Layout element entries
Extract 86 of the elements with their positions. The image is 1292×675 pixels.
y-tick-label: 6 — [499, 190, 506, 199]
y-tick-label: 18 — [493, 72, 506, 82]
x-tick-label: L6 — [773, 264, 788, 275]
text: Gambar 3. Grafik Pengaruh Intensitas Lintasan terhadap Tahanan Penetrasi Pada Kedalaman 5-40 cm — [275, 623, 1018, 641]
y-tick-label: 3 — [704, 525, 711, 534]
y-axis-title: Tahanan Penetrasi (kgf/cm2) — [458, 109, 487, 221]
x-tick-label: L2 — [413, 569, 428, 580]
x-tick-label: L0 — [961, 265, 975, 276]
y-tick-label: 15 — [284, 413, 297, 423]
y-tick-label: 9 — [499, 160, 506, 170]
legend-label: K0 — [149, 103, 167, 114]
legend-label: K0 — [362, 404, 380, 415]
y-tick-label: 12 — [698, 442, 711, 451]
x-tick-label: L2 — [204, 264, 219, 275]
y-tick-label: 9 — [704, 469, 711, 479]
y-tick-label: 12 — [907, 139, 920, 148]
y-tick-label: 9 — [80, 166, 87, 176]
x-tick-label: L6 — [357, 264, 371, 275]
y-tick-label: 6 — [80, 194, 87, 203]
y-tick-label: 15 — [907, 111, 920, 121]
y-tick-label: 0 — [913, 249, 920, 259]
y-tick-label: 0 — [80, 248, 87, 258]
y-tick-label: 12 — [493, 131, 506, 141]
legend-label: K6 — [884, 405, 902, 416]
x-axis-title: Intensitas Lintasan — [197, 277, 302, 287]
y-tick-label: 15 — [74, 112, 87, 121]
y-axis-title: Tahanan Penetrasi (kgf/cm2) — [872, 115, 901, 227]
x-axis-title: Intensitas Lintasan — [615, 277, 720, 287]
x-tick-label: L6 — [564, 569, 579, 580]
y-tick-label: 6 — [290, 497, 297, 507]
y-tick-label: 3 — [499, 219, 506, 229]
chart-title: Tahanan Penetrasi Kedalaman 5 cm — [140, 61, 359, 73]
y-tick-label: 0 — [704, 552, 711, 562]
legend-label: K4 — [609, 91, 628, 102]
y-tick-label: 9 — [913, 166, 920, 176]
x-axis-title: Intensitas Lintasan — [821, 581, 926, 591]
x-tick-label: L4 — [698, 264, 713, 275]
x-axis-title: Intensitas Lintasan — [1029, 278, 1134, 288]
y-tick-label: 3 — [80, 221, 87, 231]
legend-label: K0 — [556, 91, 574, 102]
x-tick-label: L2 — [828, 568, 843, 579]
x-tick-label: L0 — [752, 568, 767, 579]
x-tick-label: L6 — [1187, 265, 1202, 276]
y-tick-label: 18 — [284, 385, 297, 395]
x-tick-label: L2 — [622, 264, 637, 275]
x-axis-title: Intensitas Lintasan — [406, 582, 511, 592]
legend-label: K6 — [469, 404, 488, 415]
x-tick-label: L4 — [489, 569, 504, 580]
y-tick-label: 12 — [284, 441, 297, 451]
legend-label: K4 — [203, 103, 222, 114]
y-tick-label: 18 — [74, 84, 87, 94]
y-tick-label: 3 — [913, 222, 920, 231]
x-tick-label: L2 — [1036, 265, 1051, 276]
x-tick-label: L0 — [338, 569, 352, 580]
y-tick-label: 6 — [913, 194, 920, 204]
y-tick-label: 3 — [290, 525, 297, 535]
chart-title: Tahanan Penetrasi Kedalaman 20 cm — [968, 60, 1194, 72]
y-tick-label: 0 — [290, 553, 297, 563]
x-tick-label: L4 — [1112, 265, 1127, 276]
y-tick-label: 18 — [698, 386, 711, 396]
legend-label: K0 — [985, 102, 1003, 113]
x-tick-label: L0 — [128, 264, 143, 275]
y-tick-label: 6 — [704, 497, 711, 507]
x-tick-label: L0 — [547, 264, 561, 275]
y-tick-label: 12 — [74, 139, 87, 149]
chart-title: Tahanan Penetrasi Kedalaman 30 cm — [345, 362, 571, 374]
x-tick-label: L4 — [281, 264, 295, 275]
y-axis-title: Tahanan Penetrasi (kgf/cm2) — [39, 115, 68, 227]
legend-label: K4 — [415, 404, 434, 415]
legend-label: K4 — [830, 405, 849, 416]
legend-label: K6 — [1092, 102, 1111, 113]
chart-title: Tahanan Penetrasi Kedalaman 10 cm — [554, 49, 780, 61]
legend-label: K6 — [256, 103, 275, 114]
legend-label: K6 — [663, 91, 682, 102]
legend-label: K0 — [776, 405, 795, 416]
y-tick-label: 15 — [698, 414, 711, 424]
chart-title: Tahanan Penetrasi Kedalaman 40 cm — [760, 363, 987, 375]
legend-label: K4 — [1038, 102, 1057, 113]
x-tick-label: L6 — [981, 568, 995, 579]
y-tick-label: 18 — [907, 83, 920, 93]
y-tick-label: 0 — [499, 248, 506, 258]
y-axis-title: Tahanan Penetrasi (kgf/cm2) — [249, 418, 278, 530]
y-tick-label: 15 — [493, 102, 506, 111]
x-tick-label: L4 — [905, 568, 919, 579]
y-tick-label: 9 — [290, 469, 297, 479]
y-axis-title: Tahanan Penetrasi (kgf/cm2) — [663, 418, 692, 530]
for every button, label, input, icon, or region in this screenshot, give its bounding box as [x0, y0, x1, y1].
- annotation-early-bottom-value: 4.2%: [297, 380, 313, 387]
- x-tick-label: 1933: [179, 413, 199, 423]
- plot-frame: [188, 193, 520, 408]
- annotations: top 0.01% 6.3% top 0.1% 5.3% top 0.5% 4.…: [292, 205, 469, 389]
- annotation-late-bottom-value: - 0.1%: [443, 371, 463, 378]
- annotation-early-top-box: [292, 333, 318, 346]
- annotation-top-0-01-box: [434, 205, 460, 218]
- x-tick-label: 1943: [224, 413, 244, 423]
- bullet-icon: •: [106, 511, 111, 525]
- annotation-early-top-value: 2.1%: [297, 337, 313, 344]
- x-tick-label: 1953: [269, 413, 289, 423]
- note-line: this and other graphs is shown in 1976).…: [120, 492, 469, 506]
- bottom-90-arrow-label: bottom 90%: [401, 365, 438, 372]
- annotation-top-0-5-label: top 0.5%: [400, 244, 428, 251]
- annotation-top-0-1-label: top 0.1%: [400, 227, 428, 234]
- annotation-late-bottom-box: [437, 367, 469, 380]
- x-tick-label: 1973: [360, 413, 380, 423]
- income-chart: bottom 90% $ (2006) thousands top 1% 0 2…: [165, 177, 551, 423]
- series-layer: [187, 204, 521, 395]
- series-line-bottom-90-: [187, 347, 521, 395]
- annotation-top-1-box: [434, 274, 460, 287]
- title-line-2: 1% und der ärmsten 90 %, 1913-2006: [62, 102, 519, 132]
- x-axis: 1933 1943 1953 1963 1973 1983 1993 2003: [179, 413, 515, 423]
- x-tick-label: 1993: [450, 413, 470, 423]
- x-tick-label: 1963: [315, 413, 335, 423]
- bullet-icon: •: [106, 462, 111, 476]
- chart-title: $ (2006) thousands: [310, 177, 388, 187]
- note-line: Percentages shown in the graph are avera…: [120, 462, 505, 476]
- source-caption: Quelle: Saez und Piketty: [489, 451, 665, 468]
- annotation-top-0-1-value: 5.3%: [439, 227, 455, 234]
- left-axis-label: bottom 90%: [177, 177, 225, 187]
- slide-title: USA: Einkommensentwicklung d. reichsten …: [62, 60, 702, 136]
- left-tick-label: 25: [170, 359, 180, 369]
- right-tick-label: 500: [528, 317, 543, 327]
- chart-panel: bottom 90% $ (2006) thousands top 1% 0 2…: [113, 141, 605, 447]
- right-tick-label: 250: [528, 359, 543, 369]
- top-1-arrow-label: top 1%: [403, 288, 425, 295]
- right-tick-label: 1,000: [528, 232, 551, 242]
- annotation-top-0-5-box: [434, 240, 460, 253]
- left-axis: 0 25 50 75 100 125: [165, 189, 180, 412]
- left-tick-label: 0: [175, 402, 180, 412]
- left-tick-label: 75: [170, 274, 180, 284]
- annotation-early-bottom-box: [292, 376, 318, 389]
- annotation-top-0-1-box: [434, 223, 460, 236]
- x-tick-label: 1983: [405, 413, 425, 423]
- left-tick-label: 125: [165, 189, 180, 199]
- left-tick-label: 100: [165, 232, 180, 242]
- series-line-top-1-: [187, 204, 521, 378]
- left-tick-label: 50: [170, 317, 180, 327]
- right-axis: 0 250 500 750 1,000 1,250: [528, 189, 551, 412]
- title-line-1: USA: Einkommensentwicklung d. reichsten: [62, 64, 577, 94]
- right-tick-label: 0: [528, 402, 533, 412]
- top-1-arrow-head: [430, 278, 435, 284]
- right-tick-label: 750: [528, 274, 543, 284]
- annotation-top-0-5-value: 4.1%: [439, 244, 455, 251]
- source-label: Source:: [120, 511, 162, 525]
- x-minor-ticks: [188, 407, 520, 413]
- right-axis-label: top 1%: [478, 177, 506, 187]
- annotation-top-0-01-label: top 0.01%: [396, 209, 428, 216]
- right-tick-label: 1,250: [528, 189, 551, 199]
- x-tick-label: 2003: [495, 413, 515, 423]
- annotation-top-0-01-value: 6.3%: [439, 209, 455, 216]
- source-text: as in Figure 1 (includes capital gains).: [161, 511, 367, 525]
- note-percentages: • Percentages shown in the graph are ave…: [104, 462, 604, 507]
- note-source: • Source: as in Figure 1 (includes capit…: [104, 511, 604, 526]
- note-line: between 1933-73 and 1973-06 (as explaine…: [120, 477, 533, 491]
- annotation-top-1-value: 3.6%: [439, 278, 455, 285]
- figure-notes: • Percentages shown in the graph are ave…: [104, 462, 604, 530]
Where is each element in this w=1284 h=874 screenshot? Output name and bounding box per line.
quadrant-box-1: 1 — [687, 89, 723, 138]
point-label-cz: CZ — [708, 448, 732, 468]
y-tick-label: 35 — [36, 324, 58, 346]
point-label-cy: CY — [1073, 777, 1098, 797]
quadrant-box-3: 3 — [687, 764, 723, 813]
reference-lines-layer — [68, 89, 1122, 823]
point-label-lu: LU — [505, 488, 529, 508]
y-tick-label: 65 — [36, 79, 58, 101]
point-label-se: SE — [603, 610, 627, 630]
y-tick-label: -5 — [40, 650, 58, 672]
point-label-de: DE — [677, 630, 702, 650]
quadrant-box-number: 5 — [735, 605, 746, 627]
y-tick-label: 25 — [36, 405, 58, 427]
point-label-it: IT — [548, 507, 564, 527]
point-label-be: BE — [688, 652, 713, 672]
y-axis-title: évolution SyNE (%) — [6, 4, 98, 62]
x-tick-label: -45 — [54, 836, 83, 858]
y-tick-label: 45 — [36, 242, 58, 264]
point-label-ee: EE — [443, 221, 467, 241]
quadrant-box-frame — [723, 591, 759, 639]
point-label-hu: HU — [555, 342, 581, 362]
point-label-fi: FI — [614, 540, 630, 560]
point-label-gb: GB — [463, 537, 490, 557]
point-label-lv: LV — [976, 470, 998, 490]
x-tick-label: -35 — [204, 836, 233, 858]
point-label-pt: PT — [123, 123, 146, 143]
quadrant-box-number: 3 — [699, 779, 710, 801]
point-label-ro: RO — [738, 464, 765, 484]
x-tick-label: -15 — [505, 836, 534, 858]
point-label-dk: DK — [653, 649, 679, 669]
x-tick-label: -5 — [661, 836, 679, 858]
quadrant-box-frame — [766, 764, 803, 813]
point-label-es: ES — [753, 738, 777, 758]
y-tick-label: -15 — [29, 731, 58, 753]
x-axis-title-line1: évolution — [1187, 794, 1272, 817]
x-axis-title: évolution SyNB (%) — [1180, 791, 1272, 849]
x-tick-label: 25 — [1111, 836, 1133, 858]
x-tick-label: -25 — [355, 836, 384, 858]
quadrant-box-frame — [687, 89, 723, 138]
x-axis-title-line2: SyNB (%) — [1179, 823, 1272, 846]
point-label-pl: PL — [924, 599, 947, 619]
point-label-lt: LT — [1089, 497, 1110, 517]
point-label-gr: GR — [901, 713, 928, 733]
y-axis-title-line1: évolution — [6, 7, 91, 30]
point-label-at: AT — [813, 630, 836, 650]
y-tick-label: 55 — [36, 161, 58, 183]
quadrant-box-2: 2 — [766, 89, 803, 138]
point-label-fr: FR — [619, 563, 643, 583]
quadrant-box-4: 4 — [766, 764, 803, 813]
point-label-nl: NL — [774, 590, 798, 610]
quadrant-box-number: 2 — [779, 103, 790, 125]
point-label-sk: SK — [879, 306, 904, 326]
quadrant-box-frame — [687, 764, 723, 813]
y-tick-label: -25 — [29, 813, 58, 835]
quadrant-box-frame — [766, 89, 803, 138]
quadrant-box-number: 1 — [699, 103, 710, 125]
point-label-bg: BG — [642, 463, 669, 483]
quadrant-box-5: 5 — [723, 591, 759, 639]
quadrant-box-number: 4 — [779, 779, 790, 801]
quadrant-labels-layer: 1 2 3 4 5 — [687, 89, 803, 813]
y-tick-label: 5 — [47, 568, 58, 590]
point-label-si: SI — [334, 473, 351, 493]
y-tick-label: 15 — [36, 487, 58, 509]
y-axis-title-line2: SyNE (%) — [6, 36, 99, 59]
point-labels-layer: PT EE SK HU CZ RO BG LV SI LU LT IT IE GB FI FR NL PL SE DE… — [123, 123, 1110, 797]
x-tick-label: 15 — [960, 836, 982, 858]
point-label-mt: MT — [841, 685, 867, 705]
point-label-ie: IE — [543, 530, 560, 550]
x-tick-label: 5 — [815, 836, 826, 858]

YOUR INSTRUCTIONS:
Copy every line from the start of the items down to the line containing "y-tick-label: 3 — [499, 219, 506, 229]", and include both of those lines.

REPLY:
Extract 86 of the elements with their positions. The image is 1292×675 pixels.
y-tick-label: 6 — [499, 190, 506, 199]
y-tick-label: 18 — [493, 72, 506, 82]
x-tick-label: L6 — [773, 264, 788, 275]
text: Gambar 3. Grafik Pengaruh Intensitas Lintasan terhadap Tahanan Penetrasi Pada Kedalaman 5-40 cm — [275, 623, 1018, 641]
y-tick-label: 3 — [704, 525, 711, 534]
y-axis-title: Tahanan Penetrasi (kgf/cm2) — [458, 109, 487, 221]
x-tick-label: L2 — [413, 569, 428, 580]
x-tick-label: L0 — [961, 265, 975, 276]
y-tick-label: 15 — [284, 413, 297, 423]
y-tick-label: 9 — [499, 160, 506, 170]
legend-label: K0 — [149, 103, 167, 114]
legend-label: K0 — [362, 404, 380, 415]
y-tick-label: 12 — [698, 442, 711, 451]
x-tick-label: L2 — [204, 264, 219, 275]
y-tick-label: 9 — [704, 469, 711, 479]
y-tick-label: 12 — [907, 139, 920, 148]
y-tick-label: 9 — [80, 166, 87, 176]
x-tick-label: L6 — [357, 264, 371, 275]
y-tick-label: 6 — [80, 194, 87, 203]
y-tick-label: 15 — [907, 111, 920, 121]
y-tick-label: 0 — [913, 249, 920, 259]
y-tick-label: 0 — [80, 248, 87, 258]
y-tick-label: 12 — [493, 131, 506, 141]
legend-label: K6 — [884, 405, 902, 416]
x-axis-title: Intensitas Lintasan — [197, 277, 302, 287]
y-tick-label: 15 — [74, 112, 87, 121]
y-axis-title: Tahanan Penetrasi (kgf/cm2) — [872, 115, 901, 227]
x-axis-title: Intensitas Lintasan — [615, 277, 720, 287]
x-tick-label: L6 — [564, 569, 579, 580]
y-tick-label: 6 — [290, 497, 297, 507]
y-tick-label: 3 — [499, 219, 506, 229]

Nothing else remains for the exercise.